▶ Task prompt
Lines that contain "PS教程" are to be counted; give only their number.

▶ Supplied data
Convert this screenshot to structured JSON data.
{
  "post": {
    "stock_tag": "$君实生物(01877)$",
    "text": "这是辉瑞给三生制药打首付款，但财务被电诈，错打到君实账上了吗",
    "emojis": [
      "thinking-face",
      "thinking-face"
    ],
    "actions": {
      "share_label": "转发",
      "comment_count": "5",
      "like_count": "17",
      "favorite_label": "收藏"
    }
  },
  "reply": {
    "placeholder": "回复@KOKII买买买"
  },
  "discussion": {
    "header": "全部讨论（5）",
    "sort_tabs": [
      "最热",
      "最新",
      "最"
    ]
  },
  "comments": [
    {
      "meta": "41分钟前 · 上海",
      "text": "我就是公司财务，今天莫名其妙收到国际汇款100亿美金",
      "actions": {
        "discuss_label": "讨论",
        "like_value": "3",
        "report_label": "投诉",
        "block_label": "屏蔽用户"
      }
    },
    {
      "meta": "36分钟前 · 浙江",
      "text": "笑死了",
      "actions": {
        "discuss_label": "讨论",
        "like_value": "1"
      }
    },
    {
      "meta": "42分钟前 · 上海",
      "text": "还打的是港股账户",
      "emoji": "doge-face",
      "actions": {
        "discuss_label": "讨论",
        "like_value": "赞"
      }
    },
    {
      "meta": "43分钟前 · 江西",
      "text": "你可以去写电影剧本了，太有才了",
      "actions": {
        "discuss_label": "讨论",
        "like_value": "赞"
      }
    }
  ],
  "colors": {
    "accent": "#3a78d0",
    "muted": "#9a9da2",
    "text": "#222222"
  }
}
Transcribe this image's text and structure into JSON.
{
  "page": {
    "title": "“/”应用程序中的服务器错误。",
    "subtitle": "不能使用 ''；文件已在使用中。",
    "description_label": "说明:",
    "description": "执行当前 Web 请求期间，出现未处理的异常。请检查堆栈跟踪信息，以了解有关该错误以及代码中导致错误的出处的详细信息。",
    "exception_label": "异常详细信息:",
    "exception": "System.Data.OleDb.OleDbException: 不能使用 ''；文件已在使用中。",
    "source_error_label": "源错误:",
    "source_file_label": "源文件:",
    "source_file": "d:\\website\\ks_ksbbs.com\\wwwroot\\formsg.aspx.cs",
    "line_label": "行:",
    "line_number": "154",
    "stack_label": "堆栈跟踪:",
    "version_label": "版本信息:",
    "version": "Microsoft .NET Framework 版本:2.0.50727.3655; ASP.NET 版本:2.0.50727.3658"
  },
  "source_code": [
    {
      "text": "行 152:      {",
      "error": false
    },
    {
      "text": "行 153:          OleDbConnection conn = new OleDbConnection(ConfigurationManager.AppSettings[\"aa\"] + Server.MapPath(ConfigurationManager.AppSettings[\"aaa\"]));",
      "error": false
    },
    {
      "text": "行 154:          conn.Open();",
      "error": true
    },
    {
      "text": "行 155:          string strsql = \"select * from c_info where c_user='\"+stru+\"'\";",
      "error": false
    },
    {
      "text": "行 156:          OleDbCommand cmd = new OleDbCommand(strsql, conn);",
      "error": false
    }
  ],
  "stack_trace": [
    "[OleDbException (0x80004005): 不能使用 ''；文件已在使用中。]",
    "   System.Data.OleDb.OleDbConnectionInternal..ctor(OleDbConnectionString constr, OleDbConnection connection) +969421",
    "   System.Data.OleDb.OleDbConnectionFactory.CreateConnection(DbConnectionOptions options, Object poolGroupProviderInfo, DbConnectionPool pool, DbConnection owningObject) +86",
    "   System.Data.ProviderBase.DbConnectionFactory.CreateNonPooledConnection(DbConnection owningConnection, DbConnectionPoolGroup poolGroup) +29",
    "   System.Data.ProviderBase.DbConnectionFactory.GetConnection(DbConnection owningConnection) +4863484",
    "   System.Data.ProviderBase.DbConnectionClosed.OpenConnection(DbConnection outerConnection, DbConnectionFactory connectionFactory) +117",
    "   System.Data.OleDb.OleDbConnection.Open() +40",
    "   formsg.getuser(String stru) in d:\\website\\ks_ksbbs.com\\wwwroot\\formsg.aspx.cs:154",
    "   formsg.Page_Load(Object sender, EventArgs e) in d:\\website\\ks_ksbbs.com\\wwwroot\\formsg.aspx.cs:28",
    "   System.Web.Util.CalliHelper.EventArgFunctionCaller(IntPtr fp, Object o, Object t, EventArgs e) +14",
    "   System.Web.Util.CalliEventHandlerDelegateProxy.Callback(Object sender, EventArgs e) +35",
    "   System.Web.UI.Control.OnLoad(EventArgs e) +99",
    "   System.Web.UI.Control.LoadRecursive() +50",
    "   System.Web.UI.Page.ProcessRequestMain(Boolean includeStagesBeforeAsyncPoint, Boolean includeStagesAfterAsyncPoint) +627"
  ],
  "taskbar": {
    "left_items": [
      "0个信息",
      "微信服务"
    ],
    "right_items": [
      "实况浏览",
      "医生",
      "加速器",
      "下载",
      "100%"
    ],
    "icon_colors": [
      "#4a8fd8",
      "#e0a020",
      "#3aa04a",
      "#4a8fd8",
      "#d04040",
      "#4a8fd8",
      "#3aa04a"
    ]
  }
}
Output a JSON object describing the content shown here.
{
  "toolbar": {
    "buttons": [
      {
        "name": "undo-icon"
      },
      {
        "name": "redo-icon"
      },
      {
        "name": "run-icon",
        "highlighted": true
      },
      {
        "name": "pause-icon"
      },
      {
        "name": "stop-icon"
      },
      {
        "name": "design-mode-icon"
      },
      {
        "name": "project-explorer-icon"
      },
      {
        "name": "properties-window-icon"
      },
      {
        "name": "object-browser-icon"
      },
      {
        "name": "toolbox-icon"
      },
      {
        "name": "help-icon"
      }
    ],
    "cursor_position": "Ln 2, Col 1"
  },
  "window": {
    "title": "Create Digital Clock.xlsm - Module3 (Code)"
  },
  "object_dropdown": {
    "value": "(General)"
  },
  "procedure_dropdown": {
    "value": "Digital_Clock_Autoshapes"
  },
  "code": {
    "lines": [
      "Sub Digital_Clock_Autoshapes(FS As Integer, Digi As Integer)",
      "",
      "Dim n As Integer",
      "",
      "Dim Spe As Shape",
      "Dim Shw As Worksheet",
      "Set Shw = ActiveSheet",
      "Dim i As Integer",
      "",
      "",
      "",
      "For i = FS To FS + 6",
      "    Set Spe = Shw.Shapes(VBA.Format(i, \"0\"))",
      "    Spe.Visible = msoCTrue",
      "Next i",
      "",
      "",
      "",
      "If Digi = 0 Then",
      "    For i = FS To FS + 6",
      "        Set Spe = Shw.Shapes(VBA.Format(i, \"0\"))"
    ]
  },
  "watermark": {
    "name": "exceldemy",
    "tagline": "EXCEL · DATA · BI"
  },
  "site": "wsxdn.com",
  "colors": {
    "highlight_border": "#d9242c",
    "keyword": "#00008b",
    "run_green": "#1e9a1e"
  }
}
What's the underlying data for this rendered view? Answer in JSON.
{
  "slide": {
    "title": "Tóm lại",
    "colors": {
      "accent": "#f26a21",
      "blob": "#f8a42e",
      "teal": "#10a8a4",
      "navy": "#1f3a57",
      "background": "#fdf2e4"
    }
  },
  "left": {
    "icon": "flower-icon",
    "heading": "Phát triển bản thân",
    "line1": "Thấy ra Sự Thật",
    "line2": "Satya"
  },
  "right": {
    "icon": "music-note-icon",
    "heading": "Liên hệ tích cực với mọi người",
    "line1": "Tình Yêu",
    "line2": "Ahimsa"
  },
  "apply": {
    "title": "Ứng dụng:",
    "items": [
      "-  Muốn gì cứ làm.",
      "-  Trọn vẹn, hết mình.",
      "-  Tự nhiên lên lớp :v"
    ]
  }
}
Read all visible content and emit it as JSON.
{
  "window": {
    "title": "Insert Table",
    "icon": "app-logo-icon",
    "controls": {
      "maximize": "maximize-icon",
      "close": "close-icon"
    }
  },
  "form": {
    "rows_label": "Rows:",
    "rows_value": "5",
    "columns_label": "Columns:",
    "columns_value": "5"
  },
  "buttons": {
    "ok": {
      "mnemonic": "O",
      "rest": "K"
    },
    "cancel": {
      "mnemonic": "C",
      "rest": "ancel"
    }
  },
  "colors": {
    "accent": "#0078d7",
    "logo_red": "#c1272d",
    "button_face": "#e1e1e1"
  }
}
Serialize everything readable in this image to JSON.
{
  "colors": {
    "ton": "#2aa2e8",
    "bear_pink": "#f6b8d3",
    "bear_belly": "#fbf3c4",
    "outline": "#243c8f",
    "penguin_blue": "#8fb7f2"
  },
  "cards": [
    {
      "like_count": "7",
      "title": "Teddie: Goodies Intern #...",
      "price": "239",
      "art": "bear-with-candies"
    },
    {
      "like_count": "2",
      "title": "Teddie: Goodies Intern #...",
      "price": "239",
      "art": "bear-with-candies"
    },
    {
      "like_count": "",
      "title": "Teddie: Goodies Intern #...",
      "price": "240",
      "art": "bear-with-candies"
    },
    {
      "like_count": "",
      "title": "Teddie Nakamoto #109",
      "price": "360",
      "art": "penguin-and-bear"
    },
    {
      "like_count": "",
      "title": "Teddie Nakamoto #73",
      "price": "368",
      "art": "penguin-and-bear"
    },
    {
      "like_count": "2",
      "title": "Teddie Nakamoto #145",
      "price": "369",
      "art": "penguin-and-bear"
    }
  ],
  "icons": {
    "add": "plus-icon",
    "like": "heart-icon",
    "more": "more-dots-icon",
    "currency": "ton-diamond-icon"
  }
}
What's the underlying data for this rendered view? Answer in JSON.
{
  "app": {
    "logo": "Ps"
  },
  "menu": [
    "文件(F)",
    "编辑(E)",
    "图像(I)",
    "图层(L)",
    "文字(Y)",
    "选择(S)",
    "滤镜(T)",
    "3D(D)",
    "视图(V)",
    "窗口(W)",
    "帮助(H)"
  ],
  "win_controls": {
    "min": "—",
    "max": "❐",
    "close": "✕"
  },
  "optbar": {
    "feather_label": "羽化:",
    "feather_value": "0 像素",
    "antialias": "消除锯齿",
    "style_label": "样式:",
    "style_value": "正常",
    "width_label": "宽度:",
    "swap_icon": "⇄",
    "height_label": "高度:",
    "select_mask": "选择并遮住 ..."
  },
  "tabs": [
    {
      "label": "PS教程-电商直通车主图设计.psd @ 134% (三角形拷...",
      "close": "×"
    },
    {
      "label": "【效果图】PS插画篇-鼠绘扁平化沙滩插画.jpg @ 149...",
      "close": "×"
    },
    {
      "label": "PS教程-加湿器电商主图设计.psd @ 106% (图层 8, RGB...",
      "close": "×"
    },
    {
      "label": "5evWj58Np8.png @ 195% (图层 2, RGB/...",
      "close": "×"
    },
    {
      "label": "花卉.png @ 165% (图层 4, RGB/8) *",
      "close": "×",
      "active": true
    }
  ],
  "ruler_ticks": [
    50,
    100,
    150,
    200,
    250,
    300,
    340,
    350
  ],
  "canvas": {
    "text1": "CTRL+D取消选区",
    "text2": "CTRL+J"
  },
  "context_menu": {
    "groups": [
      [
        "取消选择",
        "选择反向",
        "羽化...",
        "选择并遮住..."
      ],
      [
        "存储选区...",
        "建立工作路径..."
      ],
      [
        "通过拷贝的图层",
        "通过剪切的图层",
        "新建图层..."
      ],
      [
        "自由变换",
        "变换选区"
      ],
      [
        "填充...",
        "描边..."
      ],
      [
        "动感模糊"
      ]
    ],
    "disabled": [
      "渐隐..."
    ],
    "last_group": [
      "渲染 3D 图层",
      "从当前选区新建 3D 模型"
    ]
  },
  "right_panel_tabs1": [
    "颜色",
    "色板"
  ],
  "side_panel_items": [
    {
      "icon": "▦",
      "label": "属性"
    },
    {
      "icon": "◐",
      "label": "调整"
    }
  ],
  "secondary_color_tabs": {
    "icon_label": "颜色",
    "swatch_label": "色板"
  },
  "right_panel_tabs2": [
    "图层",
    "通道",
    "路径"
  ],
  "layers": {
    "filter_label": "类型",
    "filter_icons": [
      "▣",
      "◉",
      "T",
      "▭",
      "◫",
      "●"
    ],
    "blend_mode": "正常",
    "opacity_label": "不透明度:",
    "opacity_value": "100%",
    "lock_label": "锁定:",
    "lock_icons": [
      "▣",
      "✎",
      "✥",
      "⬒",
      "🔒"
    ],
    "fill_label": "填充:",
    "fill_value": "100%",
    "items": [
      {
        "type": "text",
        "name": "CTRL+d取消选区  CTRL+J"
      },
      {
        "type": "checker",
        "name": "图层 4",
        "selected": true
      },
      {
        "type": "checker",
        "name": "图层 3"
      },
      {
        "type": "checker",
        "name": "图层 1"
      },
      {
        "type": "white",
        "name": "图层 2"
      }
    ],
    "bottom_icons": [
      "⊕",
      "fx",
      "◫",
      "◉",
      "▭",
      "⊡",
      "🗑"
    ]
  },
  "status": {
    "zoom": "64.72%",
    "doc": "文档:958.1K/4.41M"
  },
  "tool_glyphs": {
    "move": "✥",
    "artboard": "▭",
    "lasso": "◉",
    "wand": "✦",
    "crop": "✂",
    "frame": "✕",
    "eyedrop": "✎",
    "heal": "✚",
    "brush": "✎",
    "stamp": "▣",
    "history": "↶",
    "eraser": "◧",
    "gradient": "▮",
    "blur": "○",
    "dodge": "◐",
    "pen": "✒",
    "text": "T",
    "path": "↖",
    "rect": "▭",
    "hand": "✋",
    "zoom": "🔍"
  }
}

▶ Answer
2